* AVAILABLE DATA:
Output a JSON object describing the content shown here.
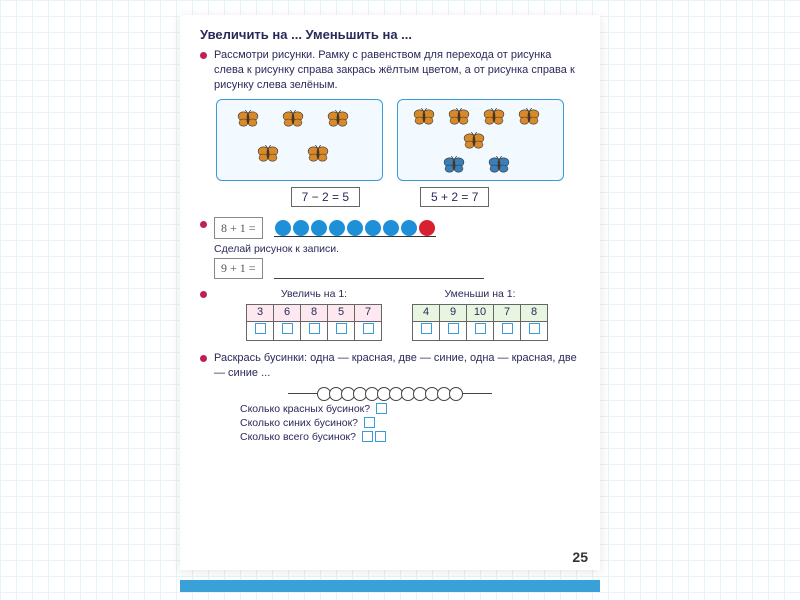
{
  "title": "Увеличить на ... Уменьшить на ...",
  "task1": {
    "text": "Рассмотри рисунки. Рамку с равенством для перехода от рисунка слева к рисунку справа закрась жёлтым цветом, а от рисунка справа к рисунку слева зелёным.",
    "left_eq": "7 − 2 = 5",
    "right_eq": "5 + 2 = 7",
    "butterfly_colors": {
      "orange": "#d88a2a",
      "blue": "#3a7fb8"
    },
    "box_border": "#3a9bd8"
  },
  "task2": {
    "expr1": "8 + 1 =",
    "beads": [
      "#1e90d8",
      "#1e90d8",
      "#1e90d8",
      "#1e90d8",
      "#1e90d8",
      "#1e90d8",
      "#1e90d8",
      "#1e90d8",
      "#d82030"
    ],
    "caption": "Сделай рисунок к записи.",
    "expr2": "9 + 1 ="
  },
  "task3": {
    "left_title": "Увеличь на 1:",
    "right_title": "Уменьши на 1:",
    "left_values": [
      "3",
      "6",
      "8",
      "5",
      "7"
    ],
    "right_values": [
      "4",
      "9",
      "10",
      "7",
      "8"
    ],
    "left_bg": "#fce8ee",
    "right_bg": "#e8f5e0"
  },
  "task4": {
    "text": "Раскрась бусинки: одна — красная, две — синие, одна — красная, две — синие ...",
    "bead_count": 12,
    "q1": "Сколько красных бусинок?",
    "q2": "Сколько синих бусинок?",
    "q3": "Сколько всего бусинок?"
  },
  "page_number": "25"
}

* WRITTEN INSTRUCTION: Find the lines above holding the word "text" and show them.

* WRITTEN RESPONSE:
    "text": "Рассмотри рисунки. Рамку с равенством для перехода от рисунка слева к рисунку справа закрась жёлтым цветом, а от рисунка справа к рисунку слева зелёным.",
    "text": "Раскрась бусинки: одна — красная, две — синие, одна — красная, две — синие ...",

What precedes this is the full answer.